- _Work required_: Pick every line with "this" from the material below.

··········

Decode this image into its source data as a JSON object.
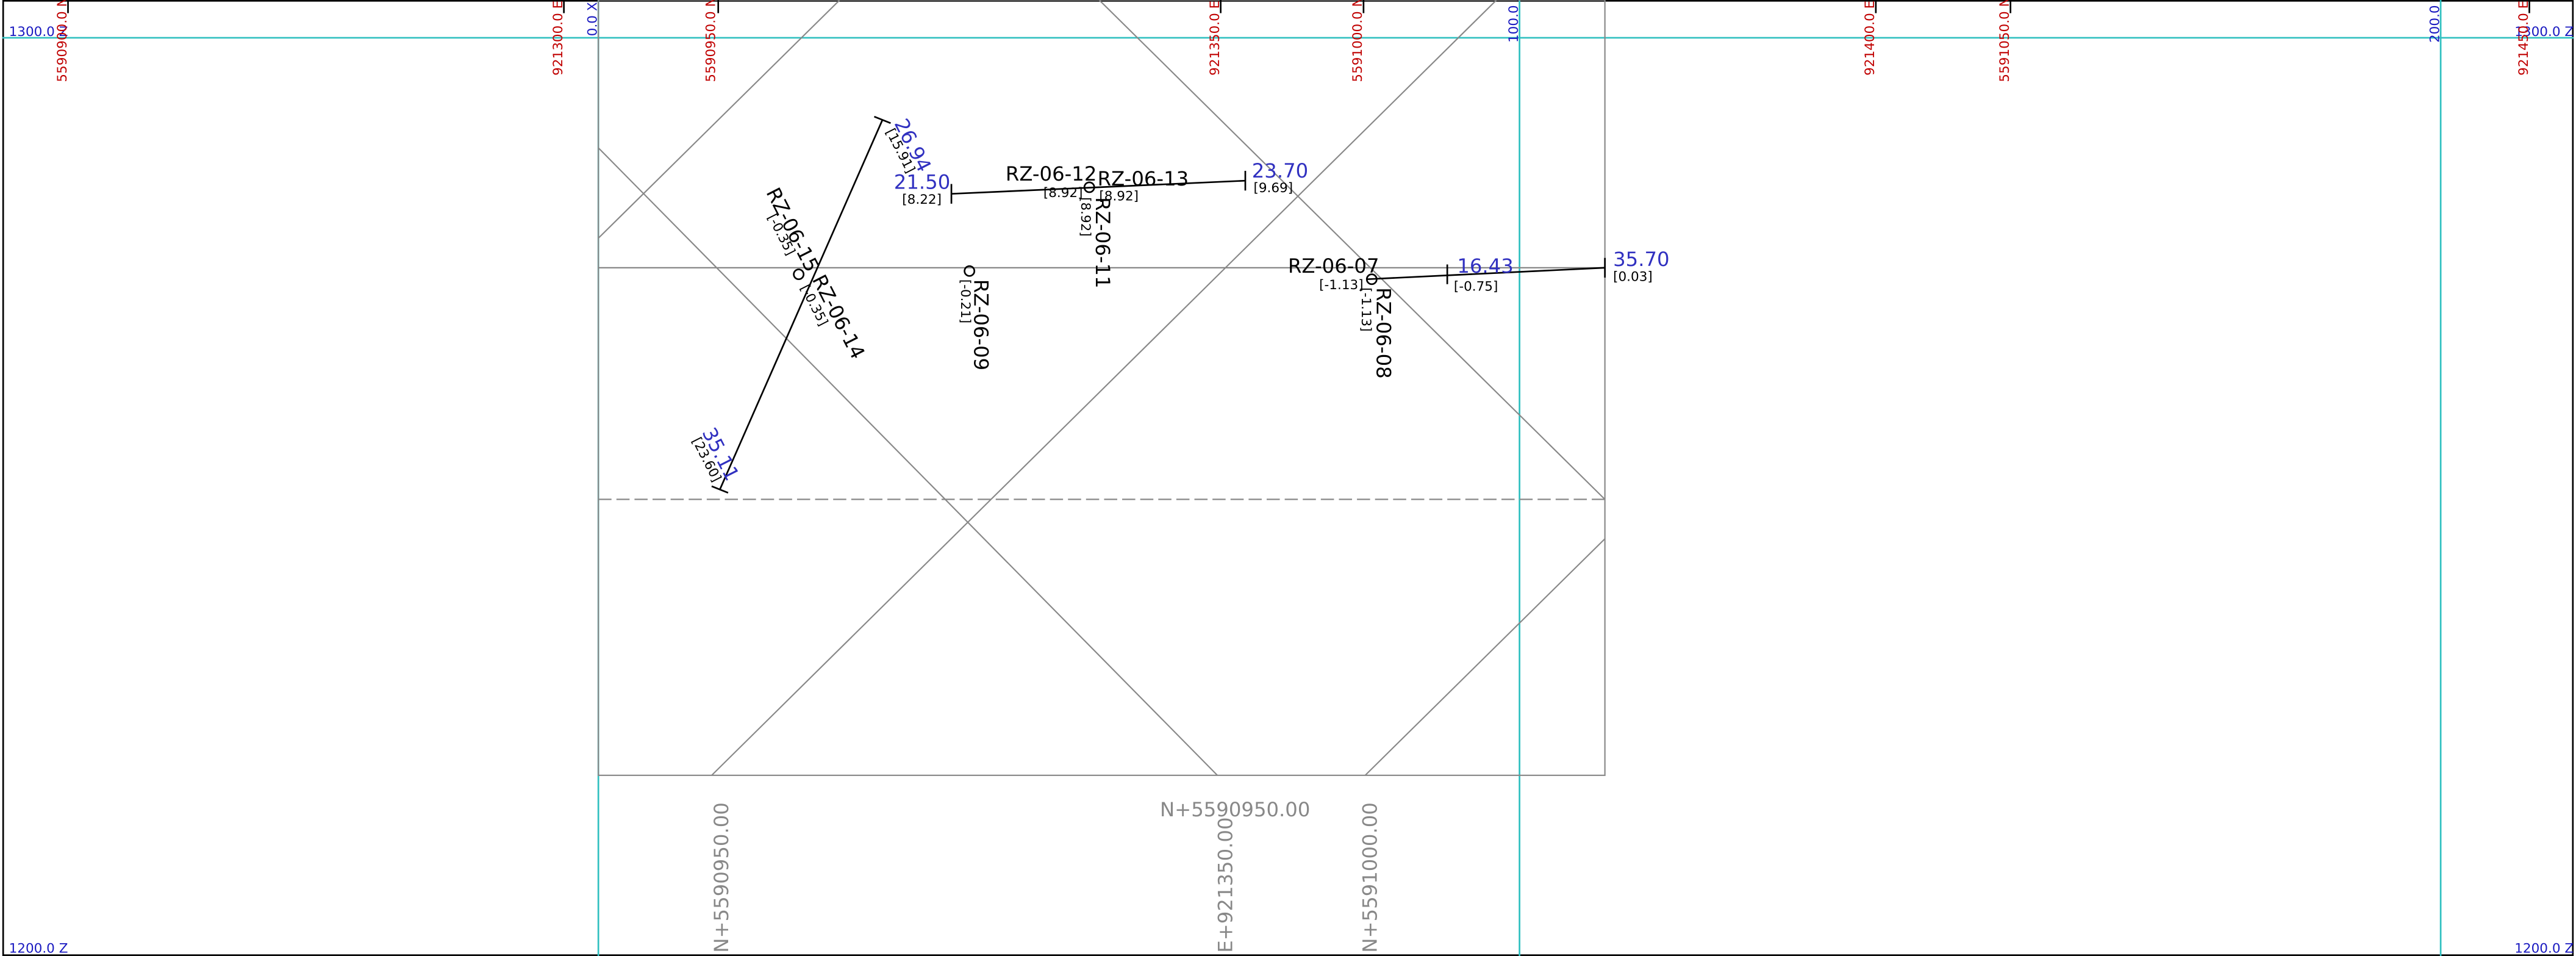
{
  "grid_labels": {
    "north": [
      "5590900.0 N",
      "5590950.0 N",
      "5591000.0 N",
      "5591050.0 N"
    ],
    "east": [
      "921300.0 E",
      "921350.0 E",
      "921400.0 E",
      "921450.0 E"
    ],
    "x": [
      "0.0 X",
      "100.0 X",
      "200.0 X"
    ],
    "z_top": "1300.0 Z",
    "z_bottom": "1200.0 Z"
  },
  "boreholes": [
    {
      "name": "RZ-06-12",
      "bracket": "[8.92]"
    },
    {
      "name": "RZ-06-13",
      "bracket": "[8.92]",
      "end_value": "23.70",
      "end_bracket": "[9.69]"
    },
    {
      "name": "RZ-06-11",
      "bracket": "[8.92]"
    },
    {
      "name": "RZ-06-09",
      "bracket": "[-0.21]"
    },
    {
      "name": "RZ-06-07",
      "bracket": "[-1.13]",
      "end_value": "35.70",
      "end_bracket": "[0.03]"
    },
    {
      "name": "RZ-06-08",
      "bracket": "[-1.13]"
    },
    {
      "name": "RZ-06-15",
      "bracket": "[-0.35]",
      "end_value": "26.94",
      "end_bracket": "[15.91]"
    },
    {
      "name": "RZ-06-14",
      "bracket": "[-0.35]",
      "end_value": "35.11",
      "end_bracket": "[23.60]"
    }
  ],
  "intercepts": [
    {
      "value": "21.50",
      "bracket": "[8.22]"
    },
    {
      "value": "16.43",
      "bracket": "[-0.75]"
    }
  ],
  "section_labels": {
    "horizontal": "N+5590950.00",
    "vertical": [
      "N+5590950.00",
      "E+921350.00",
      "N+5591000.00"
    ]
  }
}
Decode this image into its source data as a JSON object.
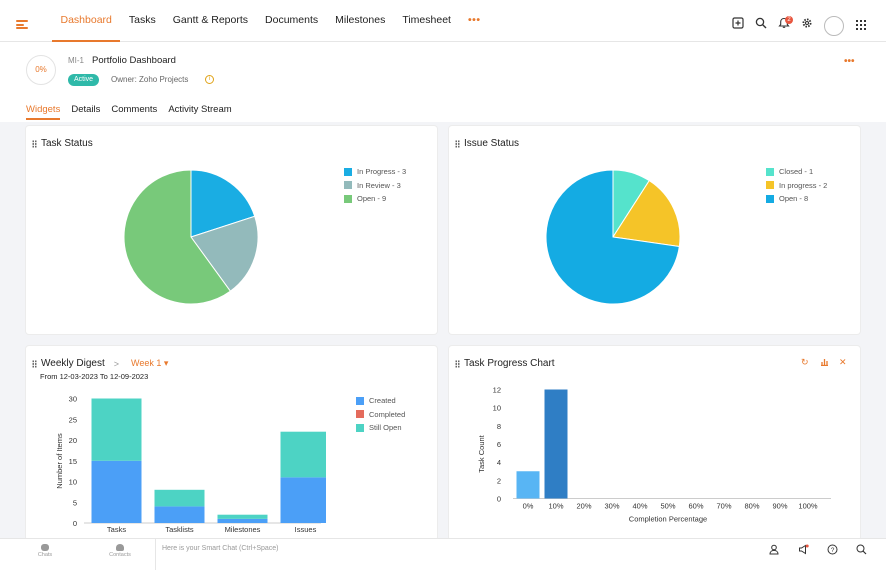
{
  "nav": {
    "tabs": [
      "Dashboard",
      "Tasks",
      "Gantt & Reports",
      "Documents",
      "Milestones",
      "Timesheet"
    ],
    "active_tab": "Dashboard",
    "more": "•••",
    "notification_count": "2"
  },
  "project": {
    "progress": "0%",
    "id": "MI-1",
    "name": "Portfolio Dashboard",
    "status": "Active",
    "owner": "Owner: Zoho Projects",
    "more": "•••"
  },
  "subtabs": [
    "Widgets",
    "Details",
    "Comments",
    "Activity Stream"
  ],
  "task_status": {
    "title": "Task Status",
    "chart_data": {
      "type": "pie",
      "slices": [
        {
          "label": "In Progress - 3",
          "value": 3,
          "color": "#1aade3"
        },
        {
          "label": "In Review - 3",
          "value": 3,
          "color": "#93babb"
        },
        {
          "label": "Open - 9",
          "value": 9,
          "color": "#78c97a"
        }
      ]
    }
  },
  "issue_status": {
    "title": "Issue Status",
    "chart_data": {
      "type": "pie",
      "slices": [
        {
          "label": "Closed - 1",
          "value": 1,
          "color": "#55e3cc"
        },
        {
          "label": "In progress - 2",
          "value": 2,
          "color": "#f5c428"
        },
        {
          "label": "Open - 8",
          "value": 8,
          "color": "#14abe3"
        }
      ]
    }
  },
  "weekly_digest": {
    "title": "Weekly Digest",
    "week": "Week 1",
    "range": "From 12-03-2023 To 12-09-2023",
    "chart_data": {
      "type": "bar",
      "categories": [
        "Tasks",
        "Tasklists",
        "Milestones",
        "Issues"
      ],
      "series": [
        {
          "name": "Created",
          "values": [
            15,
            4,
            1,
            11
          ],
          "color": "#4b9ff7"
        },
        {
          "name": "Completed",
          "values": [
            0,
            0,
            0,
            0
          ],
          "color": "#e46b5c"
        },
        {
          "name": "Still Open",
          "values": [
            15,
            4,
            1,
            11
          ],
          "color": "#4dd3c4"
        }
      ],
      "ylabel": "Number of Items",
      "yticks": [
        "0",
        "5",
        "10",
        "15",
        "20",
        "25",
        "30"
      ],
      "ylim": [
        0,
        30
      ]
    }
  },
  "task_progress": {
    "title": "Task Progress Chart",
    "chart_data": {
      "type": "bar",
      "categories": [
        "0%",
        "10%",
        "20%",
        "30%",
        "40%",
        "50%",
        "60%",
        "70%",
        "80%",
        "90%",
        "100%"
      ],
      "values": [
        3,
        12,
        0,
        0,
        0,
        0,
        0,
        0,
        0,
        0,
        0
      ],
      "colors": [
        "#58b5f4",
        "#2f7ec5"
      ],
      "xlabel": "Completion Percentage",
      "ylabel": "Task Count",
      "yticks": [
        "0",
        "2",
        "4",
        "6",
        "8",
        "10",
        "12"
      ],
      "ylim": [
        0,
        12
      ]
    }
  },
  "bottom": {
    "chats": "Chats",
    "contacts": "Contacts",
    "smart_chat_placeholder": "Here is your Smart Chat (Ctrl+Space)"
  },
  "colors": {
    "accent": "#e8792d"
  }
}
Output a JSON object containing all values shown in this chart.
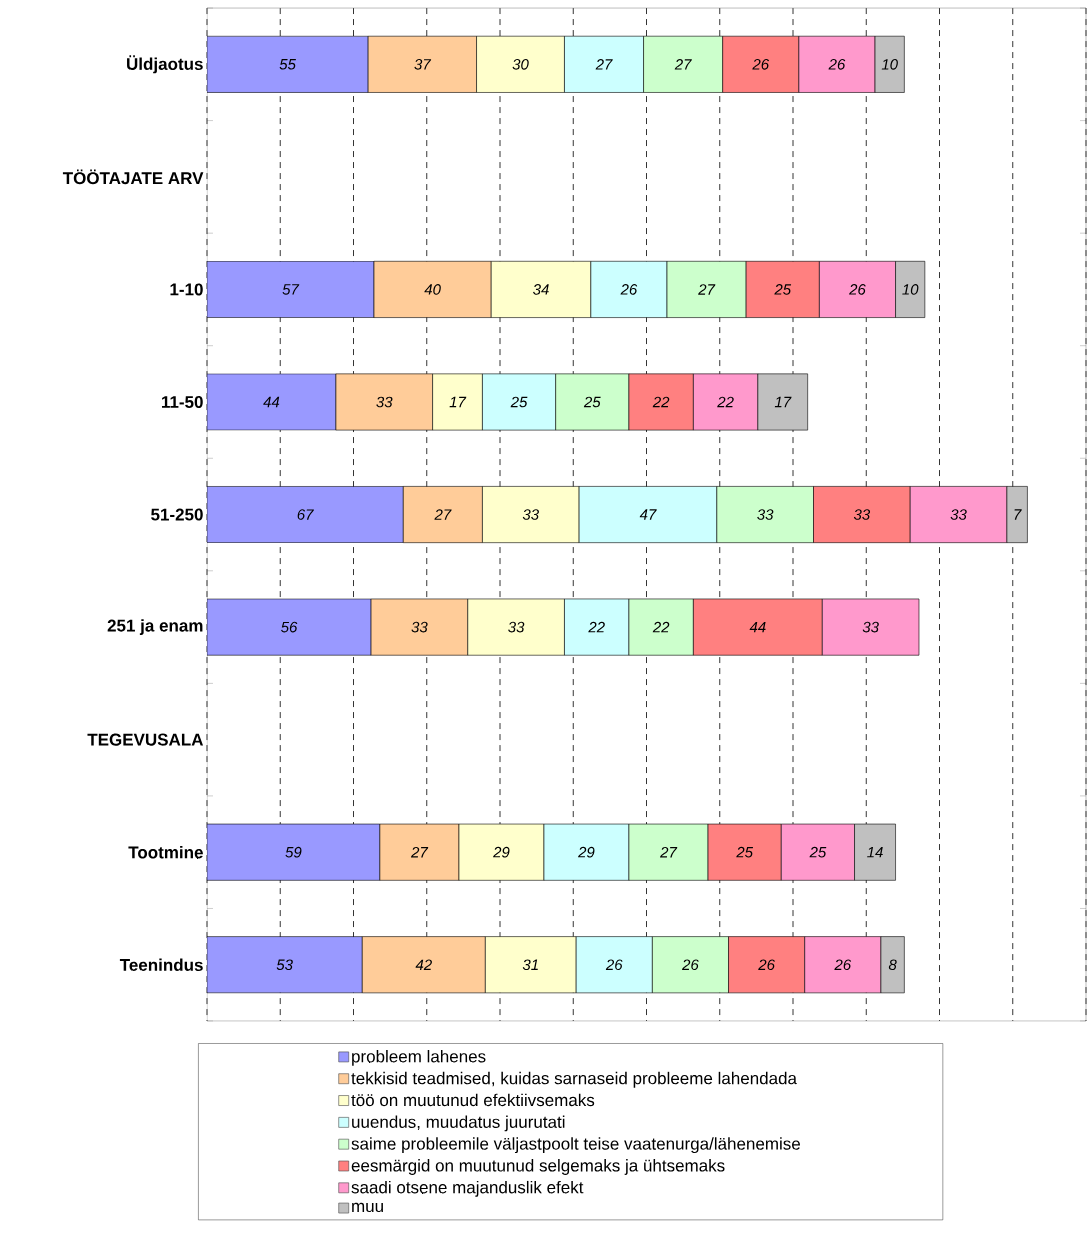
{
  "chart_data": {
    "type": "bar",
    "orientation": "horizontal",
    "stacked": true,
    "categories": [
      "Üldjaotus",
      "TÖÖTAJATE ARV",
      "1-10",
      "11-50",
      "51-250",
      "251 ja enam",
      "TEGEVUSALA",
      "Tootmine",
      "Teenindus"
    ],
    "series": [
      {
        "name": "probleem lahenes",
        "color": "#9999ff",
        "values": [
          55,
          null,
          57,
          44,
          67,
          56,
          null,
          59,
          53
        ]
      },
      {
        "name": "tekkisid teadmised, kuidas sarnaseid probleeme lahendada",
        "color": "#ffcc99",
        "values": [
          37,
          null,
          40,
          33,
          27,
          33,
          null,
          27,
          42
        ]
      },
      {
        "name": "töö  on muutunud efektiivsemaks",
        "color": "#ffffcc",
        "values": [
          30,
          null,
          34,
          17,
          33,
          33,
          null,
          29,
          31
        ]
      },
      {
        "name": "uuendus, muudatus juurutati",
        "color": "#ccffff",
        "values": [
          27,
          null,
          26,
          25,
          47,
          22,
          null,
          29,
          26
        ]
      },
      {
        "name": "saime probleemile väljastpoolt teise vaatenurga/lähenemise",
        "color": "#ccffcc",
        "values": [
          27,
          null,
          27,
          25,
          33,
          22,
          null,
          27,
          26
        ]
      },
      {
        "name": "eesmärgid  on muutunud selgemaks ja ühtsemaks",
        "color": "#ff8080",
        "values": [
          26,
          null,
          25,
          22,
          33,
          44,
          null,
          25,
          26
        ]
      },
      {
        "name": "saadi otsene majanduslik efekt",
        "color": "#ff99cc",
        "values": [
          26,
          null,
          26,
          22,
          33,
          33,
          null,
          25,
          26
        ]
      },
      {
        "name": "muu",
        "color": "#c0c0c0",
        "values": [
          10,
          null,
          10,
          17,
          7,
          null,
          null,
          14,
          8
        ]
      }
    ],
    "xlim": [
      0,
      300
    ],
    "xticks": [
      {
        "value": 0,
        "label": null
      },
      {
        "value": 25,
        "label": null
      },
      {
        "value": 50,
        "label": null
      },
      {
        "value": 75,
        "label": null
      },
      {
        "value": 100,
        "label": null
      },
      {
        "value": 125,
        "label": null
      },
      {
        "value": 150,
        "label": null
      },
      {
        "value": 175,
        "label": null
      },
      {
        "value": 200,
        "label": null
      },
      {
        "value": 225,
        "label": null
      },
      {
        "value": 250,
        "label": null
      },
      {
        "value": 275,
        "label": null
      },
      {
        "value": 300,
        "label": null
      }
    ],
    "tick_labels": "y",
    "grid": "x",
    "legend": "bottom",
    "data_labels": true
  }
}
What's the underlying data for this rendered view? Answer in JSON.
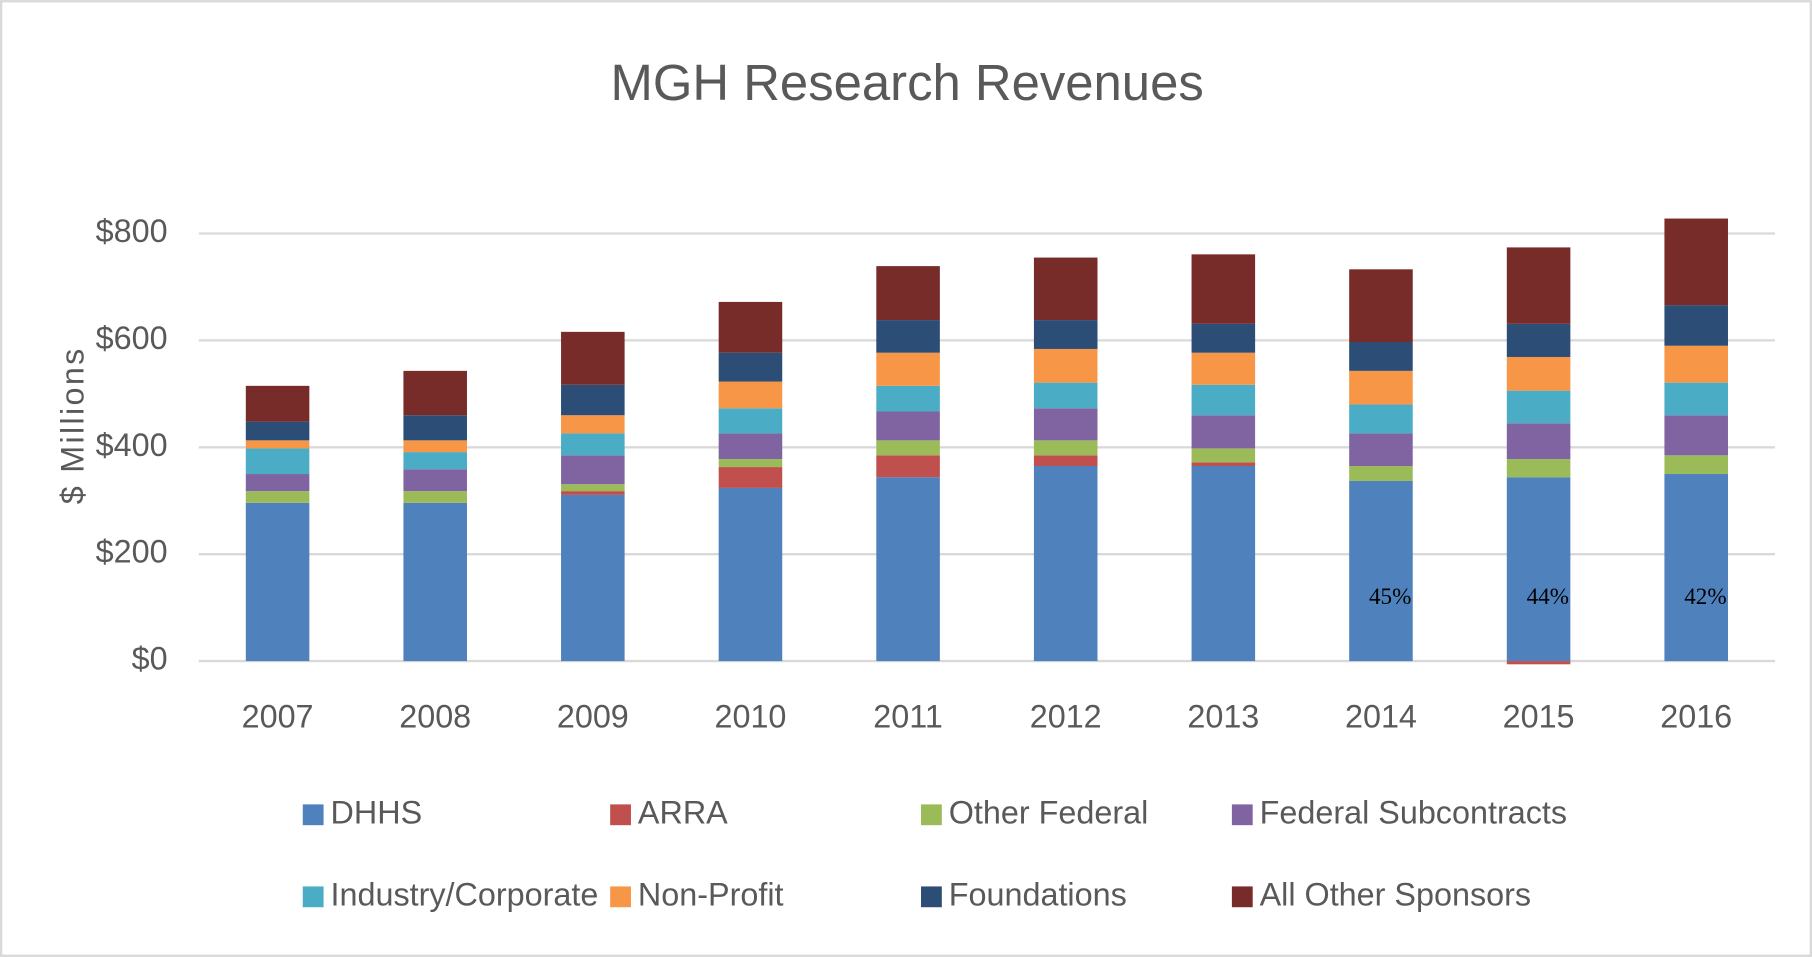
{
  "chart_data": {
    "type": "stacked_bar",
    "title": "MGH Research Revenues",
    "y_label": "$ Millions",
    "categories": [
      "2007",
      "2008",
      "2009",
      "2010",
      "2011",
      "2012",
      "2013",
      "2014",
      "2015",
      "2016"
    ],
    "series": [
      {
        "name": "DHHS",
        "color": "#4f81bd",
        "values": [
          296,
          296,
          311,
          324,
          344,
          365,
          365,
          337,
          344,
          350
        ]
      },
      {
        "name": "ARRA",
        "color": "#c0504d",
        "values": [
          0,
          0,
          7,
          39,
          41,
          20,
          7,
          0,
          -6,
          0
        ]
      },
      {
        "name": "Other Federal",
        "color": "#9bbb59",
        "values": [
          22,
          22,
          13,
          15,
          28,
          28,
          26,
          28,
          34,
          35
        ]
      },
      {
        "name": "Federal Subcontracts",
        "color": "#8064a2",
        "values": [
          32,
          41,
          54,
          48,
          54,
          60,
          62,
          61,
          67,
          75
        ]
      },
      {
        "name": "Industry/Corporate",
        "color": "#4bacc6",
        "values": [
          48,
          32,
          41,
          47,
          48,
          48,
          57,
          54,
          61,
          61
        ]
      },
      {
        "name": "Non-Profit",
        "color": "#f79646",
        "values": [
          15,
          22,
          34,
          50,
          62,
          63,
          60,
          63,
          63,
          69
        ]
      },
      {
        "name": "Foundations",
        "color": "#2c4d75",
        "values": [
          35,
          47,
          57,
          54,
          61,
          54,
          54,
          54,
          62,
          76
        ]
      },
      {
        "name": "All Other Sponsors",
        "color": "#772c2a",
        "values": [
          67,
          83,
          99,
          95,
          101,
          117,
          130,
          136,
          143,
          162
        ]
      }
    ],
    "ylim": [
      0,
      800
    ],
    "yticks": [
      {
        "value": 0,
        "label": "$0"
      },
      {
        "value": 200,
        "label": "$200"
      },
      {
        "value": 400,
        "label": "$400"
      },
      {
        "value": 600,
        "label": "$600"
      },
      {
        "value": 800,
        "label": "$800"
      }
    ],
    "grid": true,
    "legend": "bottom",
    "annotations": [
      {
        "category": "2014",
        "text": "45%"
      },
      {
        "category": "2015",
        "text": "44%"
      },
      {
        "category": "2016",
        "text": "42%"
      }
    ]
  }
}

··········

- _Answer to the task_:
Decode this image into its source data as a JSON object.
Decode this image into its source data as a JSON object.
Output a JSON object containing all values shown in this chart.
What's the underlying data for this rendered view? Answer in JSON.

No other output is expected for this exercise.